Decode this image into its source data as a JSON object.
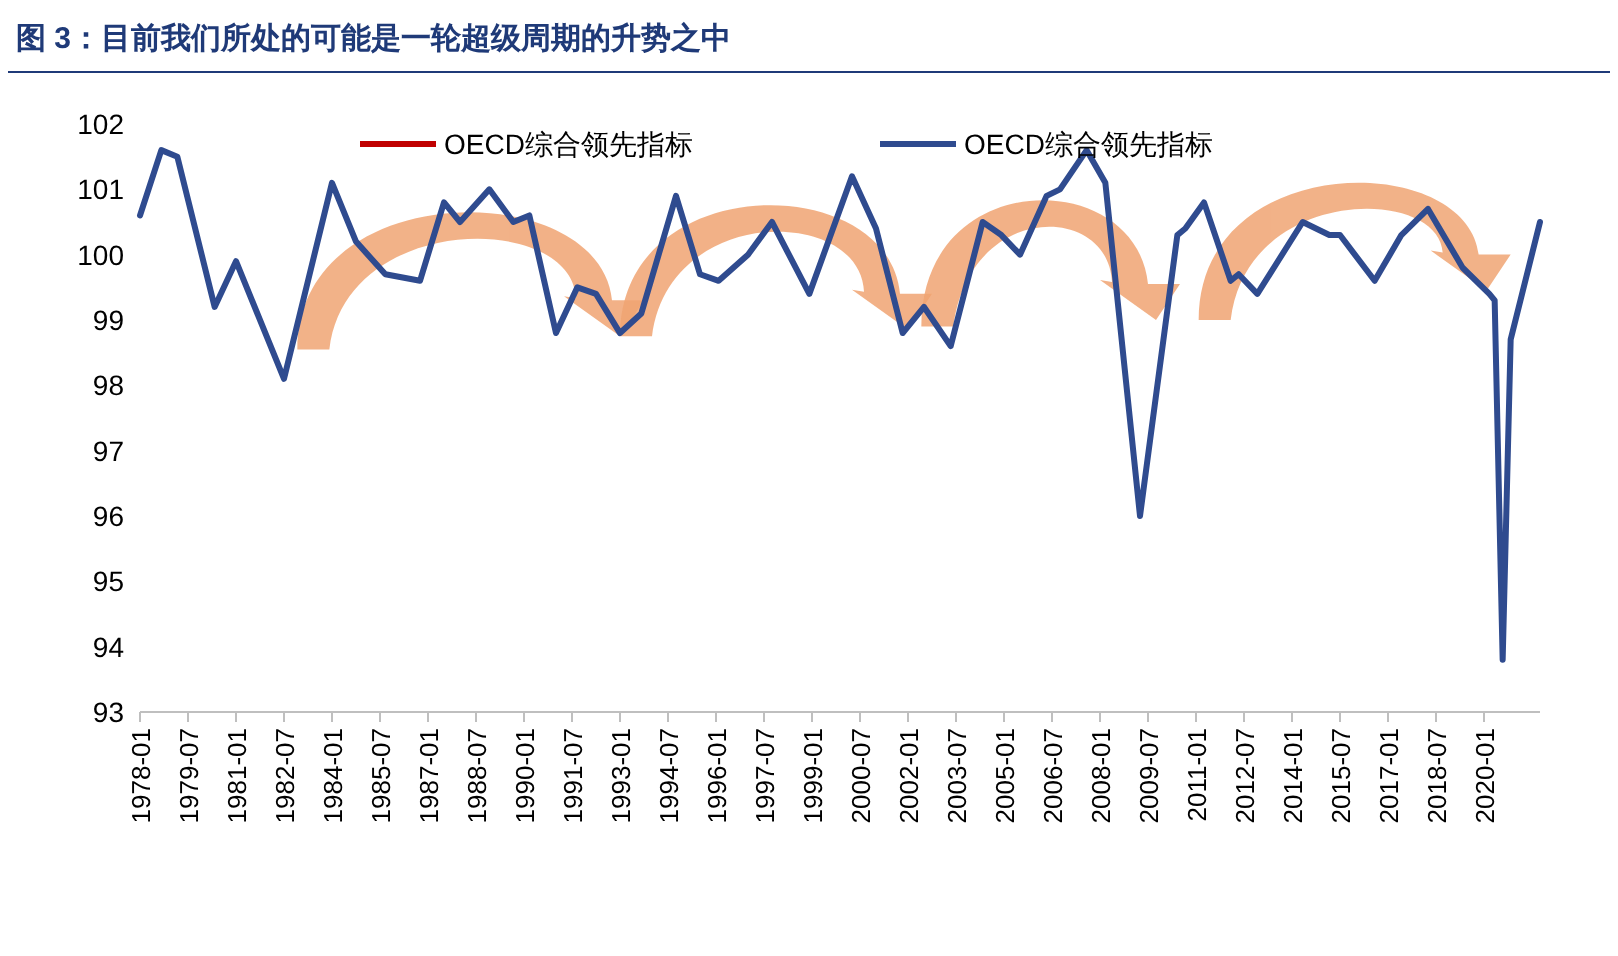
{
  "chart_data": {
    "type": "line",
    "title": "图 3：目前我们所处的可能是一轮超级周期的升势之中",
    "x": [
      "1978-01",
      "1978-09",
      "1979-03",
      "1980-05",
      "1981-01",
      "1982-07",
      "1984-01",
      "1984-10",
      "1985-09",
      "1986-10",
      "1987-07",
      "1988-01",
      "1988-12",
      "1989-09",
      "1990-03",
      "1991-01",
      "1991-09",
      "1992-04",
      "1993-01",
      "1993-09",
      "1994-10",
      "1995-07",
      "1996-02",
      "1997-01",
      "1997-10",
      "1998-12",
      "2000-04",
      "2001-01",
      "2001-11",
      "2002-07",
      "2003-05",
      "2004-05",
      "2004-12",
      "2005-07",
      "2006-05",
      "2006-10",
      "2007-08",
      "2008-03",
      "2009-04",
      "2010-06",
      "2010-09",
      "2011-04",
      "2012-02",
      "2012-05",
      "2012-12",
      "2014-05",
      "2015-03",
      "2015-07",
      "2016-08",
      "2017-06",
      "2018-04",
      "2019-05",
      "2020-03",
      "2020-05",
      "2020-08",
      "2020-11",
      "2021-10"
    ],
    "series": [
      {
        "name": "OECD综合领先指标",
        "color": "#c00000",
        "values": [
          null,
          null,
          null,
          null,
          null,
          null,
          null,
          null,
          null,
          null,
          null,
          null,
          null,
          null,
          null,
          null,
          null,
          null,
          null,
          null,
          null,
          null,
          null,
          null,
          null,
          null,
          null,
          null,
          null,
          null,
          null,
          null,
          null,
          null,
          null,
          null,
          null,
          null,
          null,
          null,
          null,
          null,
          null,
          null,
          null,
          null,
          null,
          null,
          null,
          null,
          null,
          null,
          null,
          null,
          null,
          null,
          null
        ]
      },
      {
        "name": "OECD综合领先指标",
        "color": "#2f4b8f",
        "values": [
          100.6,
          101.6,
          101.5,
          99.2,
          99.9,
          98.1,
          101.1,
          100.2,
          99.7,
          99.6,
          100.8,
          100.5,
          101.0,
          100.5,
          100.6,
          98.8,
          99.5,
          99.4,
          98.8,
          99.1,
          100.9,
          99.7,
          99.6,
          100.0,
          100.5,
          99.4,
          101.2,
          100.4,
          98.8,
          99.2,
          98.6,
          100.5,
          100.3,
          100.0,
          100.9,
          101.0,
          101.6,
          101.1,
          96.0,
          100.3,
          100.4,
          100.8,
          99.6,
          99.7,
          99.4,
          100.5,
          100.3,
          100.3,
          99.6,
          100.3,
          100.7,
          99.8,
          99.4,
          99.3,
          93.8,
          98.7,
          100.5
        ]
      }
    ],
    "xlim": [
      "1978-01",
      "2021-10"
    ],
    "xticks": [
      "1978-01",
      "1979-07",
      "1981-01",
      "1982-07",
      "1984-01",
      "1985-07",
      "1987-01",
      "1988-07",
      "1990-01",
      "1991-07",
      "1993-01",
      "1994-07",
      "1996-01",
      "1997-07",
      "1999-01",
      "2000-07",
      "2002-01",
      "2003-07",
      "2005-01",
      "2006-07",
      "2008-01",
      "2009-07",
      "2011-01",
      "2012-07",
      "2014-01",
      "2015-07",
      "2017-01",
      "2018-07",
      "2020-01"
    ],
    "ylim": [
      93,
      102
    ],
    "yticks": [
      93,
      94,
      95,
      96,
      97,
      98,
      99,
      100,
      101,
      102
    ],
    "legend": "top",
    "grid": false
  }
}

• • • •

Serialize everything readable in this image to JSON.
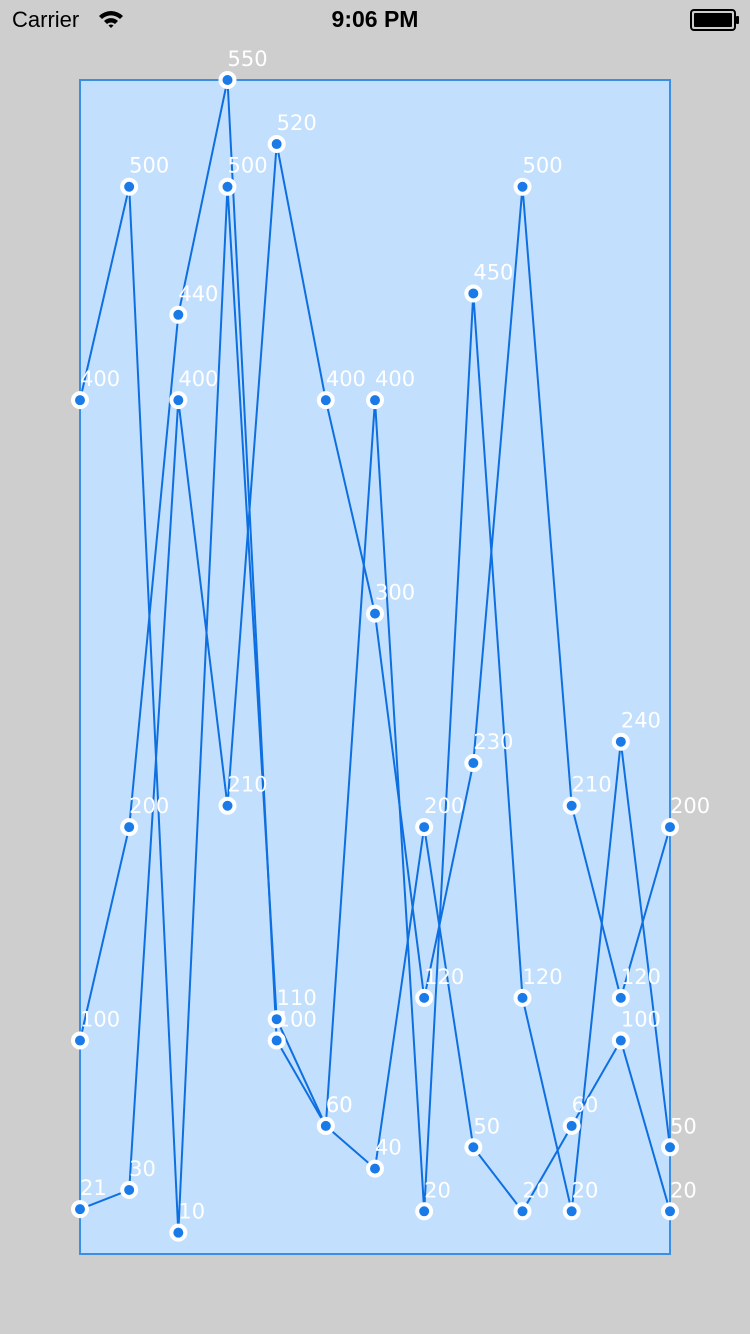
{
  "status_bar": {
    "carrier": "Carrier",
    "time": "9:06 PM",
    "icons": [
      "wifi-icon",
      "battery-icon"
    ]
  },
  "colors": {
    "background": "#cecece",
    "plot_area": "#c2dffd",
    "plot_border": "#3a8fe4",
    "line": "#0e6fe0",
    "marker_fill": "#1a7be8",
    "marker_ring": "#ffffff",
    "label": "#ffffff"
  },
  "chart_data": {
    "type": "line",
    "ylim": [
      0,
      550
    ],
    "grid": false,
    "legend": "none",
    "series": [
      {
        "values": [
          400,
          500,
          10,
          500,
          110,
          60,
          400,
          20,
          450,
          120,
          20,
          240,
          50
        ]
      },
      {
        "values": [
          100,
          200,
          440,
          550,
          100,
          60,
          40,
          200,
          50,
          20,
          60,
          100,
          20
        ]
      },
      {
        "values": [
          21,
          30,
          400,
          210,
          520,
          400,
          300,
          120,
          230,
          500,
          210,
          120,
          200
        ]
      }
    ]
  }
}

• • • •

### Work to complete
Count every line in the data that contains the word "this", then give that count and nothing else.

### Response to the exercise
2